What is expected | Copy every line of the entries that includes the word "Абсолютные".

Material to process |
----

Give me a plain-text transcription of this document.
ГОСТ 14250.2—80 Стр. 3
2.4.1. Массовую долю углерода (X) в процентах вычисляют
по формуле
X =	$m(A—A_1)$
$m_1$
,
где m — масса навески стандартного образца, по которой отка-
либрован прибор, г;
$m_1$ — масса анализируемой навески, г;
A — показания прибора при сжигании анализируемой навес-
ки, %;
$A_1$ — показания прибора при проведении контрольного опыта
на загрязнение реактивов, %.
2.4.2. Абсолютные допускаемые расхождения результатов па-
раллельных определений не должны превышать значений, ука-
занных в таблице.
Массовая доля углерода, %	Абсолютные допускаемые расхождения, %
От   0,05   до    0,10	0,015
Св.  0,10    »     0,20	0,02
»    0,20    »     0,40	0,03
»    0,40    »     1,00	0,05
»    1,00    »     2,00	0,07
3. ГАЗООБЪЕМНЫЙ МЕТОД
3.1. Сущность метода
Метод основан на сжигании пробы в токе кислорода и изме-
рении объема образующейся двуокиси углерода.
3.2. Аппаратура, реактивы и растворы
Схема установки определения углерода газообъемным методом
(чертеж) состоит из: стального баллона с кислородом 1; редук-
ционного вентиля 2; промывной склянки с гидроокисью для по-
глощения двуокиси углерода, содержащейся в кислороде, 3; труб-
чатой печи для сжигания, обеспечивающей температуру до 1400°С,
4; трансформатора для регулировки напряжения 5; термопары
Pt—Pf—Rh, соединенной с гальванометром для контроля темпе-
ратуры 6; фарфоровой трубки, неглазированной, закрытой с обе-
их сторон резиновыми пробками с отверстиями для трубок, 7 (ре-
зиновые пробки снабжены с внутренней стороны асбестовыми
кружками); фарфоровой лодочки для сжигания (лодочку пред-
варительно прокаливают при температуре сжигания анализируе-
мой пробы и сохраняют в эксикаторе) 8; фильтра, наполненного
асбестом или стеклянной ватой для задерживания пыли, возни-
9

----

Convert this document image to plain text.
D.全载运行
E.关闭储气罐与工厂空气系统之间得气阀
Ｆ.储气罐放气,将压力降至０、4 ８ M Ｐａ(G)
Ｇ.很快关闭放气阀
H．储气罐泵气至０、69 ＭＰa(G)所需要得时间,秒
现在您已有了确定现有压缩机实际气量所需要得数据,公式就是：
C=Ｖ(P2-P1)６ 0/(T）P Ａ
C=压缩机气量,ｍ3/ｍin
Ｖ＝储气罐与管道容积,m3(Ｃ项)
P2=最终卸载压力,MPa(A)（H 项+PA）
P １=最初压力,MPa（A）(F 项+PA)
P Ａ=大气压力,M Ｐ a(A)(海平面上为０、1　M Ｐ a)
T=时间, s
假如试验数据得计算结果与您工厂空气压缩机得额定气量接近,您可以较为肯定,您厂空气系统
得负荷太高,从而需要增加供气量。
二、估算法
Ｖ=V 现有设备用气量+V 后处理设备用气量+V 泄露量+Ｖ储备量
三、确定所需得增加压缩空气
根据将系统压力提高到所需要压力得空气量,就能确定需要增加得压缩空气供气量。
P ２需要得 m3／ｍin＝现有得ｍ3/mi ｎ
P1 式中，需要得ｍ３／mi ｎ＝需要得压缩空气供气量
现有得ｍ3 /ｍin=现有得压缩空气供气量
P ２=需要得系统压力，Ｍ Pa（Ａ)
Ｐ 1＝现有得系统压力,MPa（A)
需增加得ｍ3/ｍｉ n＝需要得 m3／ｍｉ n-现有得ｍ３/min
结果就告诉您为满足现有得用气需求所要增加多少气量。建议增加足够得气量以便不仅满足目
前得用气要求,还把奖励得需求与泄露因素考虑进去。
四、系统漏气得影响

----

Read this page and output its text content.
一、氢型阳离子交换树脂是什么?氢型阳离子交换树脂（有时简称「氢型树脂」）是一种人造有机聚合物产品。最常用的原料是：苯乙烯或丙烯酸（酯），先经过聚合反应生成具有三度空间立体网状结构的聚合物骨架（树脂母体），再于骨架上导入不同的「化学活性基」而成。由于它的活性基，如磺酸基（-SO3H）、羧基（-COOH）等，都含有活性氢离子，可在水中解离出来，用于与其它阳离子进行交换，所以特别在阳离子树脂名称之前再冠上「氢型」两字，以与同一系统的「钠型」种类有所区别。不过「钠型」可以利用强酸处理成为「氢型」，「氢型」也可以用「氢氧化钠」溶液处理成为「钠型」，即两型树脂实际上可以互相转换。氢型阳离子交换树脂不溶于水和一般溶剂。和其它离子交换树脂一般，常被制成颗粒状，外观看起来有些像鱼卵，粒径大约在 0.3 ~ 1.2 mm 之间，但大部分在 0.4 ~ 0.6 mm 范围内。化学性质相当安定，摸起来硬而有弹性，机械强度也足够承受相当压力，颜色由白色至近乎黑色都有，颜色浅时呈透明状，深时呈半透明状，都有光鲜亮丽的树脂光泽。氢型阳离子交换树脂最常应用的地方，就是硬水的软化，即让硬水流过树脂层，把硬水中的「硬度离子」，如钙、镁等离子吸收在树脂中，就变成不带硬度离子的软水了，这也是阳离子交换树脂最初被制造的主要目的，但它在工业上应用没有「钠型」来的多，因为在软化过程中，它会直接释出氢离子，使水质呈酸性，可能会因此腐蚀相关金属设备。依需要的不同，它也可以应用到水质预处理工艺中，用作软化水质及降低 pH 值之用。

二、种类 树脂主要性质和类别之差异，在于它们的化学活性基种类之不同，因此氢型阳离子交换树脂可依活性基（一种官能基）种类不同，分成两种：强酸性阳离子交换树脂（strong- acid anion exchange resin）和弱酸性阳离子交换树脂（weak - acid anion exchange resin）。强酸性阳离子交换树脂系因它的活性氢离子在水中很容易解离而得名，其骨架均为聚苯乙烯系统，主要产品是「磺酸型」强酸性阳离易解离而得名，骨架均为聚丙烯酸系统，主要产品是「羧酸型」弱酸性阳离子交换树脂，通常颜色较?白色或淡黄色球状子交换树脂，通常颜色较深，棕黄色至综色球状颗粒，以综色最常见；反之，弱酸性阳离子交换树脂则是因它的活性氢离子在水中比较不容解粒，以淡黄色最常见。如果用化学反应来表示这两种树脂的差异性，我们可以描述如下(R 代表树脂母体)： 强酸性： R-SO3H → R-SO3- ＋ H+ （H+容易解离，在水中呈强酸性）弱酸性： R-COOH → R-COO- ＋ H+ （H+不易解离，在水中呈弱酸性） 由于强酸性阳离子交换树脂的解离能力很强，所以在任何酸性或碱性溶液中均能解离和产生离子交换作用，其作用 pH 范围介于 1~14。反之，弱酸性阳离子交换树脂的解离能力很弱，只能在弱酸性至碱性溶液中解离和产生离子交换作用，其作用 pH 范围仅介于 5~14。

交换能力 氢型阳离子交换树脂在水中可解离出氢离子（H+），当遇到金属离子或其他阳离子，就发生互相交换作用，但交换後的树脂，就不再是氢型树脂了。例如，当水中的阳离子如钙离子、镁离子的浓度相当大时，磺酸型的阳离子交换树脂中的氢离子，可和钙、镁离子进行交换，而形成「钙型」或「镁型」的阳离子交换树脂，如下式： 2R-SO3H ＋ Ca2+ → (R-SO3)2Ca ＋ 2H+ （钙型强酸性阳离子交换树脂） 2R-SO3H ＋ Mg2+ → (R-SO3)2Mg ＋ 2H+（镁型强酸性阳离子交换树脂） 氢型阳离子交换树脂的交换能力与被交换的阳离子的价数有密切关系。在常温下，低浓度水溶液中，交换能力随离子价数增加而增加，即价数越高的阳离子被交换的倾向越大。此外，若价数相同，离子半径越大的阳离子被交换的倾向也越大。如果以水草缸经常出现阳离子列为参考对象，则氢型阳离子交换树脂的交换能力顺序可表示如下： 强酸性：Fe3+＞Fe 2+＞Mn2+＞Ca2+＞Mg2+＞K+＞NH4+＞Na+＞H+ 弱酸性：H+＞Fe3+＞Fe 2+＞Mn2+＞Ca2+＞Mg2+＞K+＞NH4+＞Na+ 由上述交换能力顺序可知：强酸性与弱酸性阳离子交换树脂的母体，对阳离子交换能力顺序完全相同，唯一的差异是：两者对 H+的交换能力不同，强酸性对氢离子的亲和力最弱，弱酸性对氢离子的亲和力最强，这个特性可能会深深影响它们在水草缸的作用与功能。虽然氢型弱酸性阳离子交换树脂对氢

----

Right answer |
2.4.2. Абсолютные допускаемые расхождения результатов па-
Массовая доля углерода, %	Абсолютные допускаемые расхождения, %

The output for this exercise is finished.